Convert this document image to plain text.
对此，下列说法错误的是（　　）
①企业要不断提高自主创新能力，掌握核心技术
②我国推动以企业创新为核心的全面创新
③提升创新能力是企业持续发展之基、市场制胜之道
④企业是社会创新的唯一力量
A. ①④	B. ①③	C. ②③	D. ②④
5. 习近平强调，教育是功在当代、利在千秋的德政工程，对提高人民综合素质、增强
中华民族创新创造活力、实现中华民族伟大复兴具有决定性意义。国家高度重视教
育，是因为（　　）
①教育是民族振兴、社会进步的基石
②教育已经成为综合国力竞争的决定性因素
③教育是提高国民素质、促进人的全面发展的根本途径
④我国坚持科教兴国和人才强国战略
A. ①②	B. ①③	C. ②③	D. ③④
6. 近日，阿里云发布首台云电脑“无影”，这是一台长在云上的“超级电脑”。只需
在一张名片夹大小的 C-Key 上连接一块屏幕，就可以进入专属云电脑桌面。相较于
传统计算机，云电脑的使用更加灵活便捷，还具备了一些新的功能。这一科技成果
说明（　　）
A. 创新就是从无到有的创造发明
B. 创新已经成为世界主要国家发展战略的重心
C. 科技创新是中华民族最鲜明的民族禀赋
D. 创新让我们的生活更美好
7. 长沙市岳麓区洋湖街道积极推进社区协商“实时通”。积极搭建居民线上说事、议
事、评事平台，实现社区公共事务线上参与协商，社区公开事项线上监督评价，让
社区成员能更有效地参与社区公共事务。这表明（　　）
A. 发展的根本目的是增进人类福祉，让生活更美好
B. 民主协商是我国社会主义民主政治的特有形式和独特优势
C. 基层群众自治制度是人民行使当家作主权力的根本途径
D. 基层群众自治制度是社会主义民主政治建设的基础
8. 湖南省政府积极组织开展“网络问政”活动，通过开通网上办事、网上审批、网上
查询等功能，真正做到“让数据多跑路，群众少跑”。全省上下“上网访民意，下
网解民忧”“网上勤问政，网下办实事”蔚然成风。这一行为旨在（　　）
_ _ _ _
Task requirements: Please reproduce the entire listing, exactly as shown.

Output for this task:
Convert this document image to plain text.
对此，下列说法错误的是（　　）
①企业要不断提高自主创新能力，掌握核心技术
②我国推动以企业创新为核心的全面创新
③提升创新能力是企业持续发展之基、市场制胜之道
④企业是社会创新的唯一力量
A. ①④	B. ①③	C. ②③	D. ②④
5. 习近平强调，教育是功在当代、利在千秋的德政工程，对提高人民综合素质、增强
中华民族创新创造活力、实现中华民族伟大复兴具有决定性意义。国家高度重视教
育，是因为（　　）
①教育是民族振兴、社会进步的基石
②教育已经成为综合国力竞争的决定性因素
③教育是提高国民素质、促进人的全面发展的根本途径
④我国坚持科教兴国和人才强国战略
A. ①②	B. ①③	C. ②③	D. ③④
6. 近日，阿里云发布首台云电脑“无影”，这是一台长在云上的“超级电脑”。只需
在一张名片夹大小的 C-Key 上连接一块屏幕，就可以进入专属云电脑桌面。相较于
传统计算机，云电脑的使用更加灵活便捷，还具备了一些新的功能。这一科技成果
说明（　　）
A. 创新就是从无到有的创造发明
B. 创新已经成为世界主要国家发展战略的重心
C. 科技创新是中华民族最鲜明的民族禀赋
D. 创新让我们的生活更美好
7. 长沙市岳麓区洋湖街道积极推进社区协商“实时通”。积极搭建居民线上说事、议
事、评事平台，实现社区公共事务线上参与协商，社区公开事项线上监督评价，让
社区成员能更有效地参与社区公共事务。这表明（　　）
A. 发展的根本目的是增进人类福祉，让生活更美好
B. 民主协商是我国社会主义民主政治的特有形式和独特优势
C. 基层群众自治制度是人民行使当家作主权力的根本途径
D. 基层群众自治制度是社会主义民主政治建设的基础
8. 湖南省政府积极组织开展“网络问政”活动，通过开通网上办事、网上审批、网上
查询等功能，真正做到“让数据多跑路，群众少跑”。全省上下“上网访民意，下
网解民忧”“网上勤问政，网下办实事”蔚然成风。这一行为旨在（　　）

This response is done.